(Collection entries):
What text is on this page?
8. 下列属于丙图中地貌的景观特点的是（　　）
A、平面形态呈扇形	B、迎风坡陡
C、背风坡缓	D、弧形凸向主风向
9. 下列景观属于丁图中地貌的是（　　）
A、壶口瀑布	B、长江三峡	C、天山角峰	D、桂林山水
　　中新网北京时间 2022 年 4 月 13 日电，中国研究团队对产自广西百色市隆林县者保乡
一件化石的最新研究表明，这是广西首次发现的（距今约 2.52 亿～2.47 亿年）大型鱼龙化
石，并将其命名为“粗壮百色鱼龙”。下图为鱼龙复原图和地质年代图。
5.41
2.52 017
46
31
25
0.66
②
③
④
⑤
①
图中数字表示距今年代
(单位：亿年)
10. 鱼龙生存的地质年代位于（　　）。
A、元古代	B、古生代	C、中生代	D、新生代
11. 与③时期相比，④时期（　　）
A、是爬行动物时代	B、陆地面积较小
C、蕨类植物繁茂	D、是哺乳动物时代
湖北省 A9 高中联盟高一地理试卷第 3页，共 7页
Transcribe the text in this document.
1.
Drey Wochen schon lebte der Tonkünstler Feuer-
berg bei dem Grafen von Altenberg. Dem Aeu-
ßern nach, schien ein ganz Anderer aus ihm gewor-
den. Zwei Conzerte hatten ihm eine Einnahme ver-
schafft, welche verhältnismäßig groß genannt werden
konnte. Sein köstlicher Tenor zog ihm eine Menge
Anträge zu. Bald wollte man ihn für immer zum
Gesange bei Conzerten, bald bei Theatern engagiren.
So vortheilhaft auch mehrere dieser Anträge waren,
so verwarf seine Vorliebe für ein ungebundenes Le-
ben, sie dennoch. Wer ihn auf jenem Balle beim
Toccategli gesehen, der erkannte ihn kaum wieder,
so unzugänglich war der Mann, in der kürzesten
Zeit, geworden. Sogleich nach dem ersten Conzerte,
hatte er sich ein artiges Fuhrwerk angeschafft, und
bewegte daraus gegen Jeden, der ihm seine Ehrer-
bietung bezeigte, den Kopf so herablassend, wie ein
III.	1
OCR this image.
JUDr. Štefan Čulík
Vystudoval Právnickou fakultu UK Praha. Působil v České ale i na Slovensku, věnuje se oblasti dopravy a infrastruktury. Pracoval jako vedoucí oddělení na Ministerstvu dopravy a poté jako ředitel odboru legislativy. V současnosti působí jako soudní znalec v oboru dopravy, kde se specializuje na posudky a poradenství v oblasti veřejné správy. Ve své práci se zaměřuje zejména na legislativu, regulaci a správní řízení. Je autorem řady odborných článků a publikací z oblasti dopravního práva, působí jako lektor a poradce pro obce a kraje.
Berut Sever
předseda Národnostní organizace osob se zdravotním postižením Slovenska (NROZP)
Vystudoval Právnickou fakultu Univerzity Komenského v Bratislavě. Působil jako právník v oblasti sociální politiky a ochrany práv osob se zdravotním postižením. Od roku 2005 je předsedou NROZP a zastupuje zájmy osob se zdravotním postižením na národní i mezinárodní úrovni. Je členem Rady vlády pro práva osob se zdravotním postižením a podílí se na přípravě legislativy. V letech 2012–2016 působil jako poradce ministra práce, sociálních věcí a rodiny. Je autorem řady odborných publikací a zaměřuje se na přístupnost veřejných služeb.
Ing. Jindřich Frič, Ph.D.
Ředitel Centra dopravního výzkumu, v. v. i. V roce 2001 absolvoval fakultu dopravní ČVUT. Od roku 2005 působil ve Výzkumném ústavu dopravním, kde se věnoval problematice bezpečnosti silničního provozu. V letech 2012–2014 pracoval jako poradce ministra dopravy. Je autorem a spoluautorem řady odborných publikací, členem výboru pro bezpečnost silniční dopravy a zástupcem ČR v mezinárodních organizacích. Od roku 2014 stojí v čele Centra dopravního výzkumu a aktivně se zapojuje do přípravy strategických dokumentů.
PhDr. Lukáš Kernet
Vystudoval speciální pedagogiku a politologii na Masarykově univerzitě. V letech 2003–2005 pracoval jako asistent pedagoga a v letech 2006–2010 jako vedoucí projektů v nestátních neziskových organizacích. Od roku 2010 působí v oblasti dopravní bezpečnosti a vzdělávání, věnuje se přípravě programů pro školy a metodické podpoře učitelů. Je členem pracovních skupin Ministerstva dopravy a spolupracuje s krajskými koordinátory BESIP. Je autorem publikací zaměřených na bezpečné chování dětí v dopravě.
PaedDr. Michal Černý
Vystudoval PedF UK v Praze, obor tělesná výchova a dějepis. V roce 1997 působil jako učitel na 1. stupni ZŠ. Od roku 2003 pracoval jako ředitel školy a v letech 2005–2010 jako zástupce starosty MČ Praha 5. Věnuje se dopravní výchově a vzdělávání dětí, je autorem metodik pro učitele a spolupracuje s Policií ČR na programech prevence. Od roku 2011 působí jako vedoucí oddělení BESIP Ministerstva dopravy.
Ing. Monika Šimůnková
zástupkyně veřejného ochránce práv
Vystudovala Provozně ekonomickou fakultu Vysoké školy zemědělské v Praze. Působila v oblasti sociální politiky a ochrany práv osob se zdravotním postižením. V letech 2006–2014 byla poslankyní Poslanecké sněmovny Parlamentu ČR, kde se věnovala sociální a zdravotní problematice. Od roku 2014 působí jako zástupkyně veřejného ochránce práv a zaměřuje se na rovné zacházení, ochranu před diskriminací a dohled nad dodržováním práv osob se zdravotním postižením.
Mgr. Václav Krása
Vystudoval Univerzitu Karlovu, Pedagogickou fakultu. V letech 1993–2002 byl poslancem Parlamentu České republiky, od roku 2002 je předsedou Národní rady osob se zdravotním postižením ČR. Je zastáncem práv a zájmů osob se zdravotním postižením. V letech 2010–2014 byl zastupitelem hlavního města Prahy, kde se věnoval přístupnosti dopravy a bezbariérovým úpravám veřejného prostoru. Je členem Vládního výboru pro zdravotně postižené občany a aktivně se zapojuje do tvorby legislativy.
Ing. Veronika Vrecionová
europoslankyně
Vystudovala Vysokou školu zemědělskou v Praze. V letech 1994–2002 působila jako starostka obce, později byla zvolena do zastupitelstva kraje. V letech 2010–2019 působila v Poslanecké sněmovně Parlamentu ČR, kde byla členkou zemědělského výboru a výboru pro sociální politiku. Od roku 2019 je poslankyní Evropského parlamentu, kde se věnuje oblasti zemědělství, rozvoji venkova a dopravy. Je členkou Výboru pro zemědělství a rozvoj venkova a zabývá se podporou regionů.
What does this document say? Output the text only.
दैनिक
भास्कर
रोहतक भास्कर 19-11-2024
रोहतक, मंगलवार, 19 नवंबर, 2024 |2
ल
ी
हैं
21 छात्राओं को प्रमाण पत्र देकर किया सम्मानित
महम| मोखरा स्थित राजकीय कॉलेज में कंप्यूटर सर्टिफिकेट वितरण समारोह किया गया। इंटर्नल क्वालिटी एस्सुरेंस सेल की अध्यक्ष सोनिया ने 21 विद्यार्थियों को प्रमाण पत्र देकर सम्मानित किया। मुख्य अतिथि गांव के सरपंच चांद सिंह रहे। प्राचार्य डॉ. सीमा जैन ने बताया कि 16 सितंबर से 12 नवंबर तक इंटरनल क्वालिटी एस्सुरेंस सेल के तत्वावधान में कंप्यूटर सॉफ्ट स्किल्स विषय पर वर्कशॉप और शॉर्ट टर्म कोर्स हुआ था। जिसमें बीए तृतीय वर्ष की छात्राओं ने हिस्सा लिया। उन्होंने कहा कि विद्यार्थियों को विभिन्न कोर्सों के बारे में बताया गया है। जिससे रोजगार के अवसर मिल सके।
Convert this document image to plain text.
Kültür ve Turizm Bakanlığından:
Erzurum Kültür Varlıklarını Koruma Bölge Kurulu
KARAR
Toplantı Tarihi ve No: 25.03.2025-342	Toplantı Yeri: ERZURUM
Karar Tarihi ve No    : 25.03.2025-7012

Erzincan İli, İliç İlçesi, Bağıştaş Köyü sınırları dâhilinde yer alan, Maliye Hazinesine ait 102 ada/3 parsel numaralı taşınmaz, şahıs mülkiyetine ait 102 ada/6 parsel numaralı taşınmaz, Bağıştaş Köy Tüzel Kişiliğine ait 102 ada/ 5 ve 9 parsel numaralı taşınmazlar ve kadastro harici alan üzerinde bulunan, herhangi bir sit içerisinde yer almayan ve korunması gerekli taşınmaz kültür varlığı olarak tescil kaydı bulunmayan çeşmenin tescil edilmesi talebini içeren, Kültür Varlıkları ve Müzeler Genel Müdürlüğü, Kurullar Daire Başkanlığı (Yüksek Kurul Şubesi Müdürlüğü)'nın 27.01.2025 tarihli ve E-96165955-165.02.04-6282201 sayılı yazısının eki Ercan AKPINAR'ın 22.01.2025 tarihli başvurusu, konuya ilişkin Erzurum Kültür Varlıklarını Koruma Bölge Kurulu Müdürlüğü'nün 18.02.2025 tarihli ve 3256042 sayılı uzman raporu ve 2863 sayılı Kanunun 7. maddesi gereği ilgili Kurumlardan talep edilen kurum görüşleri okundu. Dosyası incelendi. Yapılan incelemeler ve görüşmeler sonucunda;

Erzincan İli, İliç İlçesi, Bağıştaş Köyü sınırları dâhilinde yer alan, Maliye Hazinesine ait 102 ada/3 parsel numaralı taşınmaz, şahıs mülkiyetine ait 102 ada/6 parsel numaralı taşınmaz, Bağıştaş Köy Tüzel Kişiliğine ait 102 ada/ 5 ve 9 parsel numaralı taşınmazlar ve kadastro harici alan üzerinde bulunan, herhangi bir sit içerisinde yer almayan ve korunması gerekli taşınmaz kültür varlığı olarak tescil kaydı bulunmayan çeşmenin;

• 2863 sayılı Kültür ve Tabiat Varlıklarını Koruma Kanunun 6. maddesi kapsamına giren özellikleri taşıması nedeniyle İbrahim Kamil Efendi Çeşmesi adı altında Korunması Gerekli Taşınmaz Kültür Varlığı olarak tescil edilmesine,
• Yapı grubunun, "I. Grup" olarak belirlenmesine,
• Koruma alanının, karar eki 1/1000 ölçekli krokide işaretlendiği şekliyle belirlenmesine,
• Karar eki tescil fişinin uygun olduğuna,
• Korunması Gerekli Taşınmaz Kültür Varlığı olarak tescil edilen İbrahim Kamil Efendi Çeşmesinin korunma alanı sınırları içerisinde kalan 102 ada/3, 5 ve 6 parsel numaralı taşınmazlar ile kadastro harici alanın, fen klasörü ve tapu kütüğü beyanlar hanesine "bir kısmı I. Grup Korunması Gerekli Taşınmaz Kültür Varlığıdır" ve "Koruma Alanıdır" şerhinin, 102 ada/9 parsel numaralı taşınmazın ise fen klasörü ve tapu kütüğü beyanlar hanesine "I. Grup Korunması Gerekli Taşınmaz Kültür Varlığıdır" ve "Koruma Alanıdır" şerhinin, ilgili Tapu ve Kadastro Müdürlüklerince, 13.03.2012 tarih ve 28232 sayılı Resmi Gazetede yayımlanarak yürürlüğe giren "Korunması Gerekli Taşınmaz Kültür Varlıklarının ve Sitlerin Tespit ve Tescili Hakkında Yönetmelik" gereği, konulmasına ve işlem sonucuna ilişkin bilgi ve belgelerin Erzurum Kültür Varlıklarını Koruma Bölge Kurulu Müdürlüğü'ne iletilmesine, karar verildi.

(Aim of the task):
Find the word "nach" and list each line it appears in.

(Solution to this problem):
ßern nach, schien ein ganz Anderer aus ihm gewor-
Zeit, geworden. Sogleich nach dem ersten Conzerte,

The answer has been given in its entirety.